[Stored data entries]
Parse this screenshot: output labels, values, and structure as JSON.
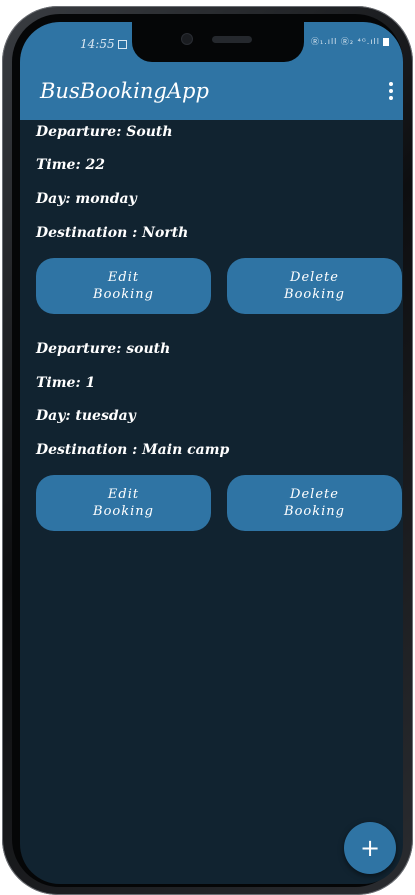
{
  "status_bar": {
    "time": "14:55",
    "network": "Ⓡ₁.ıll Ⓡ₂ ⁴ᴳ.ıll"
  },
  "app_bar": {
    "title": "BusBookingApp"
  },
  "bookings": [
    {
      "departure": "Departure: South",
      "time": "Time: 22",
      "day": "Day: monday",
      "destination": "Destination : North",
      "edit_label_1": "Edit",
      "edit_label_2": "Booking",
      "delete_label_1": "Delete",
      "delete_label_2": "Booking"
    },
    {
      "departure": "Departure: south",
      "time": "Time: 1",
      "day": "Day: tuesday",
      "destination": "Destination : Main camp",
      "edit_label_1": "Edit",
      "edit_label_2": "Booking",
      "delete_label_1": "Delete",
      "delete_label_2": "Booking"
    }
  ],
  "fab": {
    "label": "+"
  },
  "colors": {
    "app_bar": "#2f74a4",
    "background": "#112330",
    "button": "#2f74a4",
    "text": "#ffffff"
  },
  "icons": {
    "overflow": "more-vert-icon",
    "add": "plus-icon"
  }
}
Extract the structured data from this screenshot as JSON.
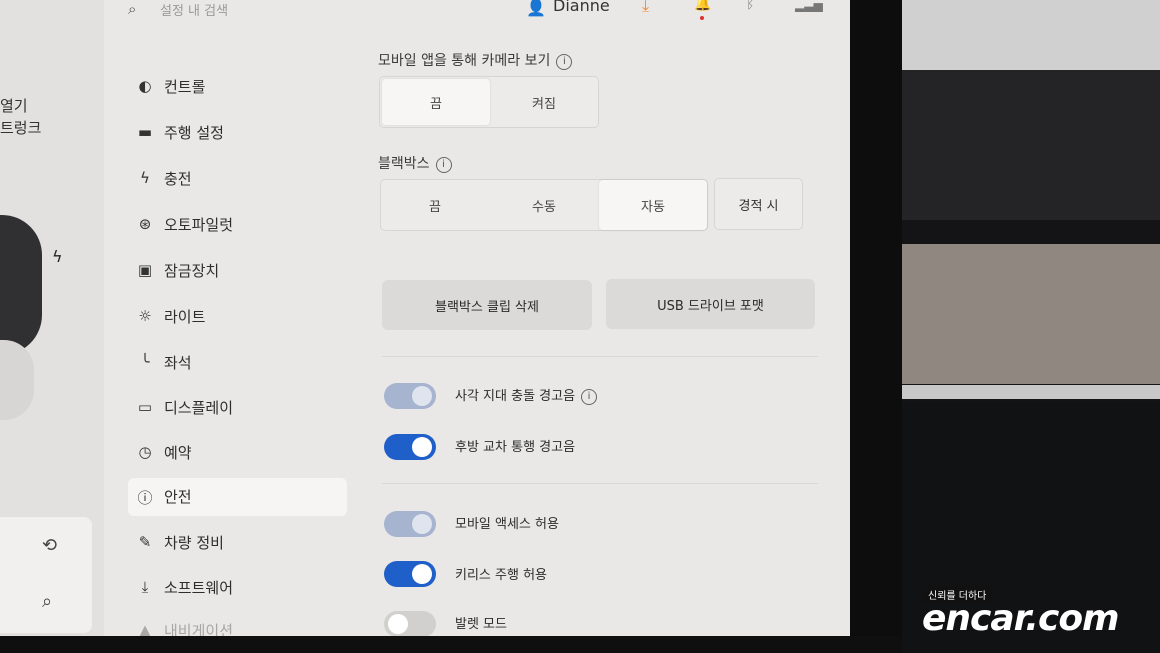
{
  "header": {
    "search_placeholder": "설정 내 검색",
    "user_name": "Dianne"
  },
  "car_panel": {
    "label_1": "열기",
    "label_2": "트렁크"
  },
  "sidebar": {
    "items": [
      {
        "icon": "toggle-icon",
        "glyph": "◐",
        "label": "컨트롤"
      },
      {
        "icon": "car-icon",
        "glyph": "🚗",
        "label": "주행 설정"
      },
      {
        "icon": "bolt-icon",
        "glyph": "ϟ",
        "label": "충전"
      },
      {
        "icon": "steering-wheel-icon",
        "glyph": "⊛",
        "label": "오토파일럿"
      },
      {
        "icon": "lock-icon",
        "glyph": "🔒",
        "label": "잠금장치"
      },
      {
        "icon": "light-icon",
        "glyph": "☼",
        "label": "라이트"
      },
      {
        "icon": "seat-icon",
        "glyph": "╰",
        "label": "좌석"
      },
      {
        "icon": "display-icon",
        "glyph": "▭",
        "label": "디스플레이"
      },
      {
        "icon": "alarm-clock-icon",
        "glyph": "⏰",
        "label": "예약"
      },
      {
        "icon": "safety-icon",
        "glyph": "ⓘ",
        "label": "안전"
      },
      {
        "icon": "wrench-icon",
        "glyph": "🔧",
        "label": "차량 정비"
      },
      {
        "icon": "download-icon",
        "glyph": "⤓",
        "label": "소프트웨어"
      },
      {
        "icon": "navigation-icon",
        "glyph": "▲",
        "label": "내비게이션"
      }
    ],
    "active_index": 9
  },
  "main": {
    "camera_section": {
      "label": "모바일 앱을 통해 카메라 보기",
      "options": [
        "끔",
        "켜짐"
      ],
      "selected": "끔"
    },
    "dashcam_section": {
      "label": "블랙박스",
      "options": [
        "끔",
        "수동",
        "자동"
      ],
      "selected": "자동",
      "honk_button": "경적 시"
    },
    "actions": {
      "delete_clips": "블랙박스 클립 삭제",
      "format_usb": "USB 드라이브 포맷"
    },
    "toggles": [
      {
        "label": "사각 지대 충돌 경고음",
        "state": "on-dimmed",
        "info": true
      },
      {
        "label": "후방 교차 통행 경고음",
        "state": "on",
        "info": false
      },
      {
        "label": "모바일 액세스 허용",
        "state": "on-dimmed",
        "info": false
      },
      {
        "label": "키리스 주행 허용",
        "state": "on",
        "info": false
      },
      {
        "label": "발렛 모드",
        "state": "off",
        "info": false
      }
    ]
  },
  "watermark": {
    "tagline": "신뢰를 더하다",
    "brand": "encar.com"
  },
  "colors": {
    "accent_blue": "#1e5fc9",
    "download_orange": "#f0862e",
    "notification_red": "#dd3333"
  }
}
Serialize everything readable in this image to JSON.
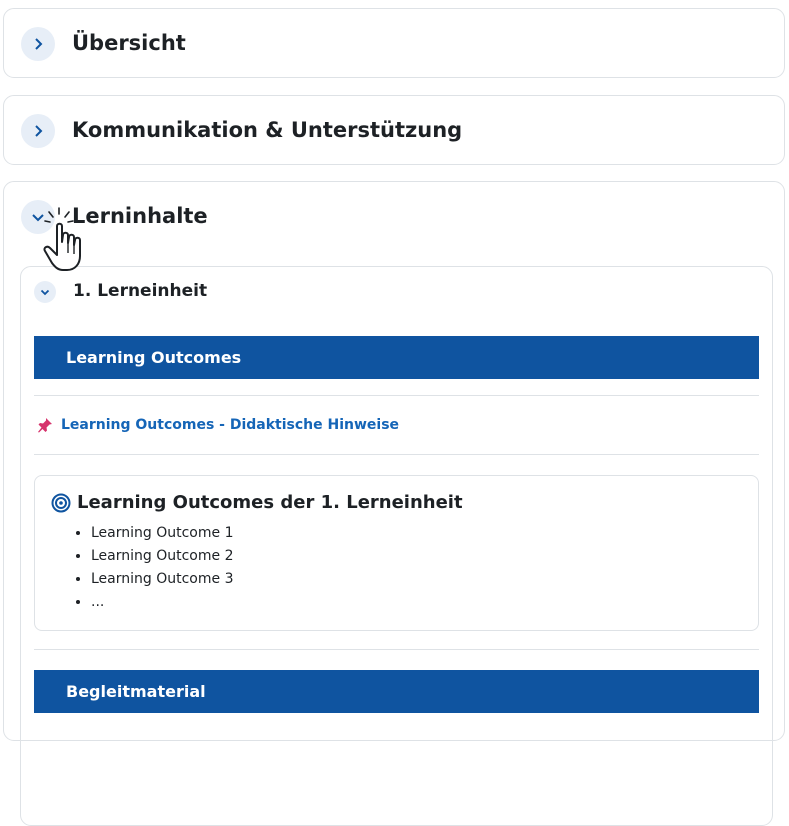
{
  "sections": {
    "overview": {
      "title": "Übersicht"
    },
    "communication": {
      "title": "Kommunikation & Unterstützung"
    },
    "content": {
      "title": "Lerninhalte"
    }
  },
  "unit": {
    "title": "1. Lerneinheit",
    "band_learning_outcomes": "Learning Outcomes",
    "resource_link": "Learning Outcomes - Didaktische Hinweise",
    "lo_heading": "Learning Outcomes der 1. Lerneinheit",
    "lo_items": [
      "Learning Outcome 1",
      "Learning Outcome 2",
      "Learning Outcome 3",
      "..."
    ],
    "band_material": "Begleitmaterial"
  },
  "colors": {
    "accent": "#0f54a0",
    "link": "#1565b7",
    "chevron_bg": "#e7eef7",
    "pin": "#d6336c"
  },
  "icons": {
    "collapsed": "chevron-right-icon",
    "expanded": "chevron-down-icon",
    "resource": "pin-icon",
    "heading": "target-icon",
    "pointer": "hand-pointer-cursor-icon"
  }
}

Given instruction
Gather up the lines containing the word "screenshot" from these records and copy them.

Exercise result
Parse this screenshot: output labels, values, and structure as JSON.
Extract the structured data from this screenshot as JSON.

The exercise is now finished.